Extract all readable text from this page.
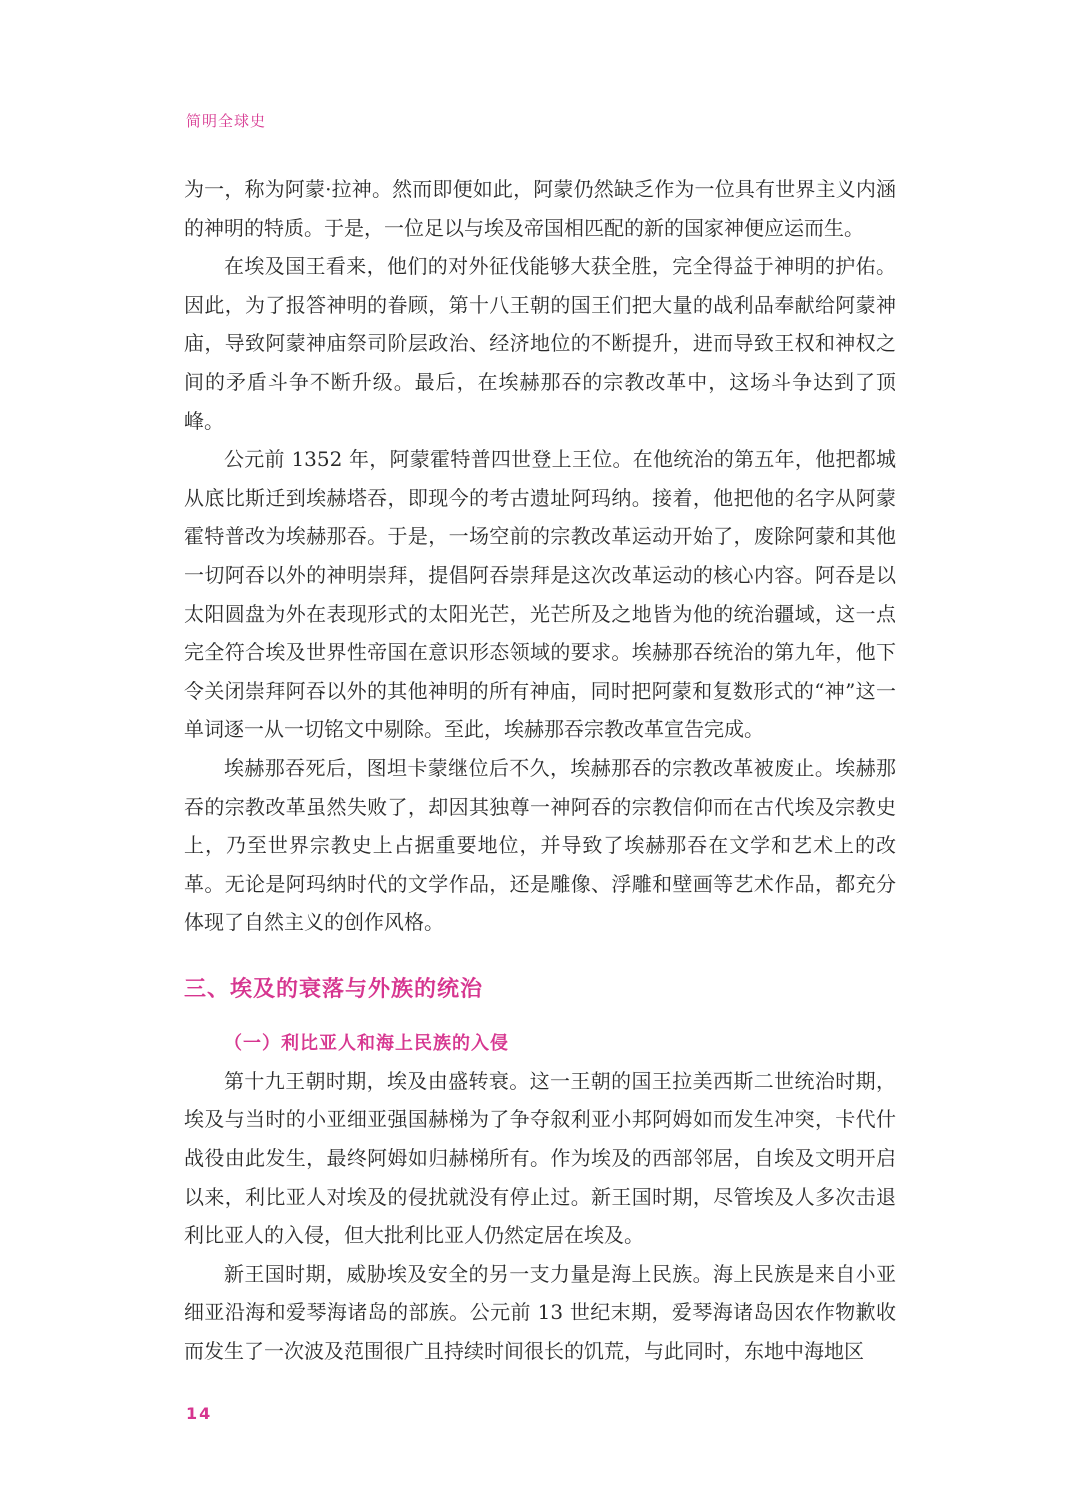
简明全球史

为一，称为阿蒙·拉神。然而即便如此，阿蒙仍然缺乏作为一位具有世界主义内涵的神明的特质。于是，一位足以与埃及帝国相匹配的新的国家神便应运而生。

在埃及国王看来，他们的对外征伐能够大获全胜，完全得益于神明的护佑。因此，为了报答神明的眷顾，第十八王朝的国王们把大量的战利品奉献给阿蒙神庙，导致阿蒙神庙祭司阶层政治、经济地位的不断提升，进而导致王权和神权之间的矛盾斗争不断升级。最后，在埃赫那吞的宗教改革中，这场斗争达到了顶峰。

公元前 1352 年，阿蒙霍特普四世登上王位。在他统治的第五年，他把都城从底比斯迁到埃赫塔吞，即现今的考古遗址阿玛纳。接着，他把他的名字从阿蒙霍特普改为埃赫那吞。于是，一场空前的宗教改革运动开始了，废除阿蒙和其他一切阿吞以外的神明崇拜，提倡阿吞崇拜是这次改革运动的核心内容。阿吞是以太阳圆盘为外在表现形式的太阳光芒，光芒所及之地皆为他的统治疆域，这一点完全符合埃及世界性帝国在意识形态领域的要求。埃赫那吞统治的第九年，他下令关闭崇拜阿吞以外的其他神明的所有神庙，同时把阿蒙和复数形式的“神”这一单词逐一从一切铭文中剔除。至此，埃赫那吞宗教改革宣告完成。

埃赫那吞死后，图坦卡蒙继位后不久，埃赫那吞的宗教改革被废止。埃赫那吞的宗教改革虽然失败了，却因其独尊一神阿吞的宗教信仰而在古代埃及宗教史上，乃至世界宗教史上占据重要地位，并导致了埃赫那吞在文学和艺术上的改革。无论是阿玛纳时代的文学作品，还是雕像、浮雕和壁画等艺术作品，都充分体现了自然主义的创作风格。

三、埃及的衰落与外族的统治
（一）利比亚人和海上民族的入侵

第十九王朝时期，埃及由盛转衰。这一王朝的国王拉美西斯二世统治时期，埃及与当时的小亚细亚强国赫梯为了争夺叙利亚小邦阿姆如而发生冲突，卡代什战役由此发生，最终阿姆如归赫梯所有。作为埃及的西部邻居，自埃及文明开启以来，利比亚人对埃及的侵扰就没有停止过。新王国时期，尽管埃及人多次击退利比亚人的入侵，但大批利比亚人仍然定居在埃及。

新王国时期，威胁埃及安全的另一支力量是海上民族。海上民族是来自小亚细亚沿海和爱琴海诸岛的部族。公元前 13 世纪末期，爱琴海诸岛因农作物歉收而发生了一次波及范围很广且持续时间很长的饥荒，与此同时，东地中海地区

14
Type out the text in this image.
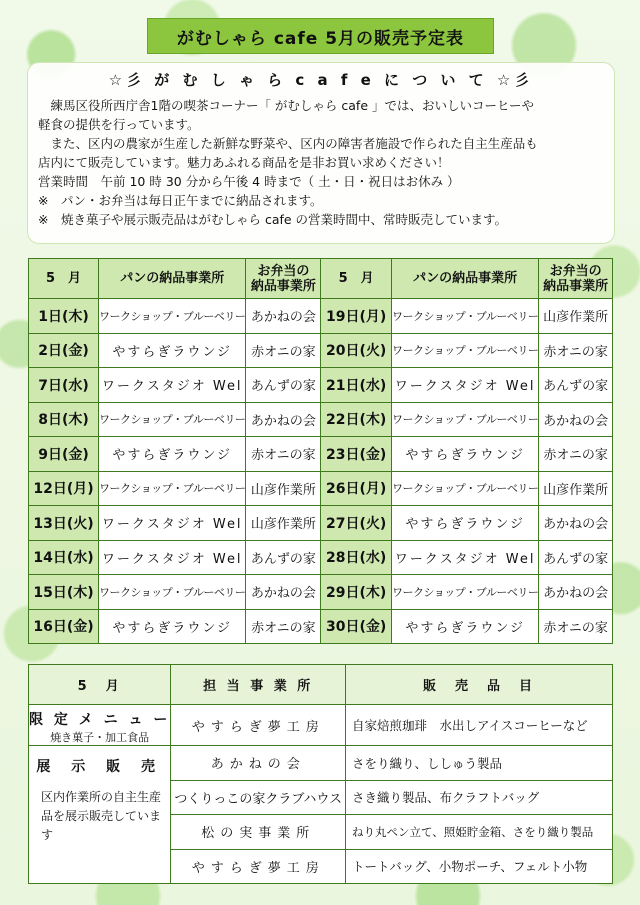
がむしゃら cafe 5月の販売予定表
☆彡 が む し ゃ ら c a f e に つ い て ☆彡

練馬区役所西庁舎1階の喫茶コーナー「 がむしゃら cafe 」では、おいしいコーヒーや

軽食の提供を行っています。

また、区内の農家が生産した新鮮な野菜や、区内の障害者施設で作られた自主生産品も

店内にて販売しています。魅力あふれる商品を是非お買い求めください！

営業時間　午前 10 時 30 分から午後 4 時まで（ 土・日・祝日はお休み ）

※　パン・お弁当は毎日正午までに納品されます。

※　焼き菓子や展示販売品はがむしゃら cafe の営業時間中、常時販売しています。

5　月	パンの納品事業所	お弁当の
納品事業所	5　月	パンの納品事業所	お弁当の
納品事業所
1日(木)	ワークショップ・ブルーベリー	あかねの会	19日(月)	ワークショップ・ブルーベリー	山彦作業所
2日(金)	やすらぎラウンジ	赤オニの家	20日(火)	ワークショップ・ブルーベリー	赤オニの家
7日(水)	ワークスタジオ Wel	あんずの家	21日(水)	ワークスタジオ Wel	あんずの家
8日(木)	ワークショップ・ブルーベリー	あかねの会	22日(木)	ワークショップ・ブルーベリー	あかねの会
9日(金)	やすらぎラウンジ	赤オニの家	23日(金)	やすらぎラウンジ	赤オニの家
12日(月)	ワークショップ・ブルーベリー	山彦作業所	26日(月)	ワークショップ・ブルーベリー	山彦作業所
13日(火)	ワークスタジオ Wel	山彦作業所	27日(火)	やすらぎラウンジ	あかねの会
14日(水)	ワークスタジオ Wel	あんずの家	28日(水)	ワークスタジオ Wel	あんずの家
15日(木)	ワークショップ・ブルーベリー	あかねの会	29日(木)	ワークショップ・ブルーベリー	あかねの会
16日(金)	やすらぎラウンジ	赤オニの家	30日(金)	やすらぎラウンジ	赤オニの家
5　月	担 当 事 業 所	販　売　品　目

限 定 メ ニ ュ ー
焼き菓子・加工食品	やすらぎ夢工房	自家焙煎珈琲　水出しアイスコーヒーなど

展 示 販 売
区内作業所の自主生産品を展示販売しています	あかねの会	さをり織り、ししゅう製品
	つくりっこの家クラブハウス	さき織り製品、布クラフトバッグ
	松の実事業所	ねり丸ペン立て、照姫貯金箱、さをり織り製品
	やすらぎ夢工房	トートバッグ、小物ポーチ、フェルト小物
* * * * * * * * *
◆ EXERCISE DESCRIPTION
Omit the pictures and retype exactly the lines from the one with "Type out the text in this image." through the final line, both ends included.

◆ IN RESPONSE
Type out the text in this image.
がむしゃら cafe 5月の販売予定表
☆彡 が む し ゃ ら c a f e に つ い て ☆彡

練馬区役所西庁舎1階の喫茶コーナー「 がむしゃら cafe 」では、おいしいコーヒーや

軽食の提供を行っています。

また、区内の農家が生産した新鮮な野菜や、区内の障害者施設で作られた自主生産品も

店内にて販売しています。魅力あふれる商品を是非お買い求めください！

営業時間　午前 10 時 30 分から午後 4 時まで（ 土・日・祝日はお休み ）

※　パン・お弁当は毎日正午までに納品されます。

※　焼き菓子や展示販売品はがむしゃら cafe の営業時間中、常時販売しています。

5　月	パンの納品事業所	お弁当の
納品事業所	5　月	パンの納品事業所	お弁当の
納品事業所
1日(木)	ワークショップ・ブルーベリー	あかねの会	19日(月)	ワークショップ・ブルーベリー	山彦作業所
2日(金)	やすらぎラウンジ	赤オニの家	20日(火)	ワークショップ・ブルーベリー	赤オニの家
7日(水)	ワークスタジオ Wel	あんずの家	21日(水)	ワークスタジオ Wel	あんずの家
8日(木)	ワークショップ・ブルーベリー	あかねの会	22日(木)	ワークショップ・ブルーベリー	あかねの会
9日(金)	やすらぎラウンジ	赤オニの家	23日(金)	やすらぎラウンジ	赤オニの家
12日(月)	ワークショップ・ブルーベリー	山彦作業所	26日(月)	ワークショップ・ブルーベリー	山彦作業所
13日(火)	ワークスタジオ Wel	山彦作業所	27日(火)	やすらぎラウンジ	あかねの会
14日(水)	ワークスタジオ Wel	あんずの家	28日(水)	ワークスタジオ Wel	あんずの家
15日(木)	ワークショップ・ブルーベリー	あかねの会	29日(木)	ワークショップ・ブルーベリー	あかねの会
16日(金)	やすらぎラウンジ	赤オニの家	30日(金)	やすらぎラウンジ	赤オニの家
5　月	担 当 事 業 所	販　売　品　目

限 定 メ ニ ュ ー
焼き菓子・加工食品	やすらぎ夢工房	自家焙煎珈琲　水出しアイスコーヒーなど

展 示 販 売
区内作業所の自主生産品を展示販売しています	あかねの会	さをり織り、ししゅう製品
	つくりっこの家クラブハウス	さき織り製品、布クラフトバッグ
	松の実事業所	ねり丸ペン立て、照姫貯金箱、さをり織り製品
	やすらぎ夢工房	トートバッグ、小物ポーチ、フェルト小物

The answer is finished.